Challenge
Answer these questions from the passage on Keyence and the Southwestern Company:
1. In what year was Keyence founded?
2. What did the Southwestern Company originally sell during the civil war?
3. In which city is the Southwestern Company headquarters?

Passage shown
◇ ◇ ◇
I was fortunate to work for Keyence for about two and a half years selling industrial automation devices. During my time there I achieved 20% growth in an established territory year after year and earned an outstanding contribution award for acquiring product specifications at a large plant.
I was so awestruck by the collective productivity and “Keyence magic” that I witnessed that I made it a point to study the fundamentals of Keyence’s business model by learning everything about the organizational structure and sales processes and identifying the values and priorities that made them successful.
However, as a college student prior to working for Keyence, I was a sales rep for two summers at the Southwestern Company (SWC), a 160-year old door-to-door direct sales company, and the oldest direct sales company in the world. During those two challenging summers, I was taught that the habits and skills I was learning were fundamental to any successful sales organization.
When I arrived at Keyence I discovered that the fundamental processes and skills learned from my time at the Southwestern Company were nearly the same at Keyence, despite being in completely different industries with radically different products and customers. How could this be?
Founded in 1972, Keyence is a direct sales B2B Japanese company selling industrial automation and lab technology to engineers and scientists at manufacturing companies and research institutions.
Founded in 1855, the Southwestern Company is a direct sales B2C American company that originally sold Bibles during the civil war, but now sells educational resources such as books, study guides, and tutor services to families with children across the world.
What was almost identical was their organizational structure and sales processes which emphasized maximum efficiency and effectiveness.
Before I get into the fundamental sales processes they share, let me provide some insight into a day in the life of each company.
The Southwestern Company
The Southwestern Company recruits from college campus’s throughout the school year. Students who successfully completed a summer selling books for the SWC head back to their college campus and recruit new “book men and women” to adopt and train and manage as part of their sales team. Throughout the school year they identify individuals with the right character and coach-ability and host events and do some preliminary training and orientation. On the final day of your college college semester, you schedule your official orientation at the Southwestern Company headquarters in Nashville for a week of training on the following Monday.
Each week during the months of May and June thousands upon thousands of college students from all over the country descend to Nashville and stay in hotels within walking distance to the SWC HQ and undergo an intense “programming” and training which prepares them to go out into their territory somewhere in the USA and successfully sell books. Many of these college students have just completed their first year of college away from home for the first time.
During your first week of sales training at the Southwestern Company HQ, you begin to develop and form the habits that you will take with you in the field.
◇ ◇ ◇
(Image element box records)

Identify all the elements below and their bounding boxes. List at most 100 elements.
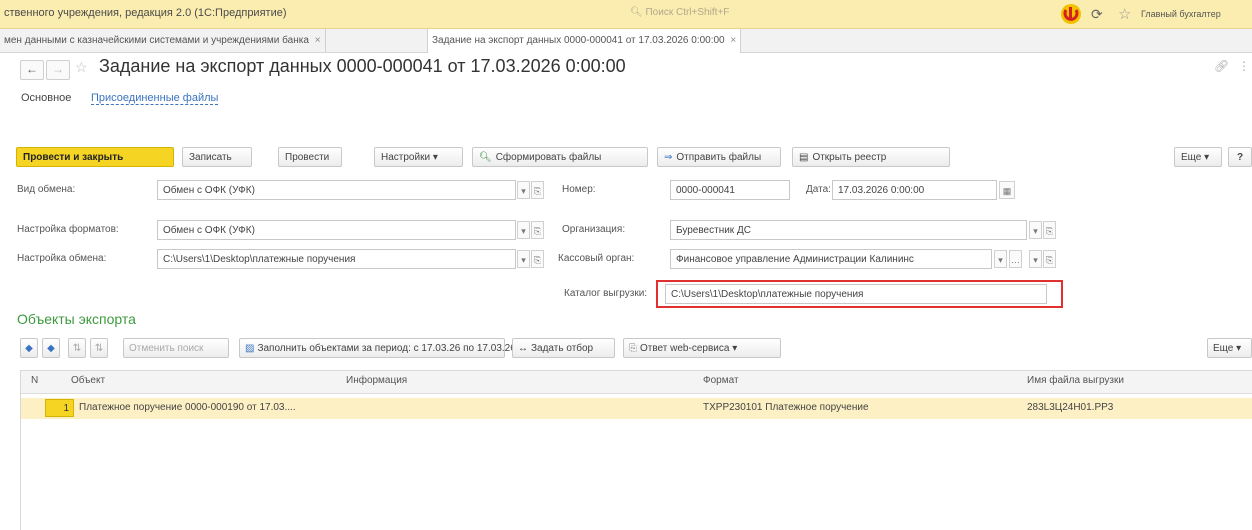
1c-logo-icon [1061, 4, 1081, 24]
fill-icon: ▨ [245, 343, 255, 354]
subnav-attached-files[interactable]: Присоединенные файлы [91, 92, 219, 105]
cancel-search-button[interactable]: Отменить поиск [123, 338, 229, 358]
date-field[interactable]: 17.03.2026 0:00:00 [832, 180, 997, 200]
set-filter-label: Задать отбор [531, 343, 594, 354]
dropdown-arrow-icon[interactable]: ▾ [1029, 250, 1042, 268]
chevron-down-icon: ▾ [432, 152, 438, 163]
column-header-info[interactable]: Информация [346, 375, 407, 386]
organization-field[interactable]: Буревестник ДС [670, 220, 1027, 240]
highlight-frame [656, 280, 1063, 308]
search-placeholder: Поиск Ctrl+Shift+F [645, 7, 730, 18]
exchange-settings-field[interactable]: C:\Users\1\Desktop\платежные поручения [157, 249, 516, 269]
chevron-down-icon: ▾ [1236, 343, 1242, 354]
title-bar: ственного учреждения, редакция 2.0 (1С:П… [0, 0, 1252, 29]
number-label: Номер: [562, 184, 596, 195]
open-link-icon[interactable]: ⎘ [1043, 221, 1056, 239]
link-icon: ⎘ [629, 343, 637, 354]
filter-icon: ↔ [518, 343, 528, 354]
exchange-type-label: Вид обмена: [17, 184, 76, 195]
history-icon[interactable]: ⟳ [1091, 6, 1103, 23]
organization-label: Организация: [562, 224, 626, 235]
close-icon[interactable]: × [315, 35, 321, 46]
fill-period-button[interactable]: ▨ Заполнить объектами за период: с 17.03.… [239, 338, 516, 358]
close-icon[interactable]: × [730, 35, 736, 46]
open-link-icon[interactable]: ⎘ [1043, 250, 1056, 268]
number-field[interactable]: 0000-000041 [670, 180, 790, 200]
app-title: ственного учреждения, редакция 2.0 (1С:П… [4, 7, 287, 19]
open-link-icon[interactable]: ⎘ [531, 181, 544, 199]
exchange-type-field[interactable]: Обмен с ОФК (УФК) [157, 180, 516, 200]
registry-icon: ▤ [799, 152, 809, 163]
row-object: Платежное поручение 0000-000190 от 17.03… [79, 402, 296, 413]
sort-desc-icon[interactable]: ⇅ [90, 338, 108, 358]
calendar-icon[interactable]: ▦ [999, 181, 1015, 199]
row-filename: 283L3Ц24H01.PP3 [1027, 402, 1114, 413]
post-and-close-button[interactable]: Провести и закрыть [16, 147, 174, 167]
date-label: Дата: [806, 184, 831, 195]
table-row[interactable]: 1 Платежное поручение 0000-000190 от 17.… [21, 398, 1252, 419]
formats-label: Настройка форматов: [17, 224, 119, 235]
dropdown-arrow-icon[interactable]: ▾ [517, 221, 530, 239]
forward-button[interactable]: → [46, 60, 70, 80]
move-up-icon[interactable]: ◆ [20, 338, 38, 358]
tab-label: Задание на экспорт данных 0000-000041 от… [432, 35, 725, 46]
cash-authority-label: Кассовый орган: [558, 253, 635, 264]
more-vertical-icon[interactable]: ⋮ [1238, 59, 1250, 73]
current-user[interactable]: Главный бухгалтер [1141, 9, 1221, 19]
dropdown-arrow-icon[interactable]: ▾ [1029, 221, 1042, 239]
more-label: Еще [1181, 152, 1202, 163]
dropdown-arrow-icon[interactable]: ▾ [517, 181, 530, 199]
settings-label: Настройки [381, 152, 431, 163]
dropdown-arrow-icon[interactable]: ▾ [994, 250, 1007, 268]
open-link-icon[interactable]: ⎘ [531, 221, 544, 239]
open-link-icon[interactable]: ⎘ [531, 250, 544, 268]
send-icon: ⇒ [664, 152, 673, 163]
more-button[interactable]: Еще ▾ [1174, 147, 1222, 167]
objects-table[interactable]: N Объект Информация Формат Имя файла выг… [20, 370, 1252, 530]
generate-files-button[interactable]: 🔍︎ Сформировать файлы [472, 147, 648, 167]
link-icon[interactable]: 🔗︎ [1214, 59, 1229, 73]
chevron-down-icon: ▾ [732, 343, 738, 354]
column-header-object[interactable]: Объект [71, 375, 105, 386]
help-button[interactable]: ? [1228, 147, 1252, 167]
search-icon: 🔍︎ [479, 152, 492, 163]
select-ellipsis-icon[interactable]: … [1009, 250, 1022, 268]
cash-authority-field[interactable]: Финансовое управление Администрации Кали… [670, 249, 992, 269]
save-button[interactable]: Записать [182, 147, 252, 167]
favorites-icon[interactable]: ☆ [1118, 5, 1131, 23]
web-response-button[interactable]: ⎘ Ответ web-сервиса ▾ [623, 338, 781, 358]
more-label: Еще [1213, 343, 1234, 354]
page-title: Задание на экспорт данных 0000-000041 от… [99, 56, 626, 76]
settings-dropdown-button[interactable]: Настройки ▾ [374, 147, 463, 167]
subnav-main[interactable]: Основное [21, 92, 71, 104]
export-catalog-label: Каталог выгрузки: [564, 288, 648, 299]
column-header-filename[interactable]: Имя файла выгрузки [1027, 375, 1124, 386]
move-down-icon[interactable]: ◆ [42, 338, 60, 358]
tab-label: мен данными с казначейскими системами и … [4, 35, 309, 46]
objects-more-button[interactable]: Еще ▾ [1207, 338, 1252, 358]
tab-exchange[interactable]: мен данными с казначейскими системами и … [0, 29, 326, 52]
section-title: Объекты экспорта [17, 311, 136, 327]
generate-files-label: Сформировать файлы [495, 152, 602, 163]
open-registry-label: Открыть реестр [812, 152, 887, 163]
open-tabs-bar: мен данными с казначейскими системами и … [0, 29, 1252, 53]
open-registry-button[interactable]: ▤ Открыть реестр [792, 147, 950, 167]
column-header-n[interactable]: N [31, 375, 38, 386]
dropdown-arrow-icon[interactable]: ▾ [517, 250, 530, 268]
table-header: N Объект Информация Формат Имя файла выг… [21, 371, 1252, 394]
send-files-button[interactable]: ⇒ Отправить файлы [657, 147, 781, 167]
fill-period-label: Заполнить объектами за период: с 17.03.2… [257, 343, 516, 354]
favorite-star-icon[interactable]: ☆ [75, 59, 88, 76]
formats-field[interactable]: Обмен с ОФК (УФК) [157, 220, 516, 240]
column-header-format[interactable]: Формат [703, 375, 739, 386]
post-button[interactable]: Провести [278, 147, 342, 167]
sort-asc-icon[interactable]: ⇅ [68, 338, 86, 358]
web-response-label: Ответ web-сервиса [640, 343, 730, 354]
back-button[interactable]: ← [20, 60, 44, 80]
set-filter-button[interactable]: ↔ Задать отбор [512, 338, 615, 358]
global-search-input[interactable]: 🔍︎ Поиск Ctrl+Shift+F [630, 7, 729, 18]
tab-export-task[interactable]: Задание на экспорт данных 0000-000041 от… [427, 29, 742, 53]
row-format: TXPP230101 Платежное поручение [703, 402, 869, 413]
send-files-label: Отправить файлы [676, 152, 762, 163]
row-number: 1 [45, 399, 74, 417]
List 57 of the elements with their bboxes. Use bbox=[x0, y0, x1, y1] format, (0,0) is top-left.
◇ ◇ ◇
The reply
1. 1972
2. Bibles
3. Nashville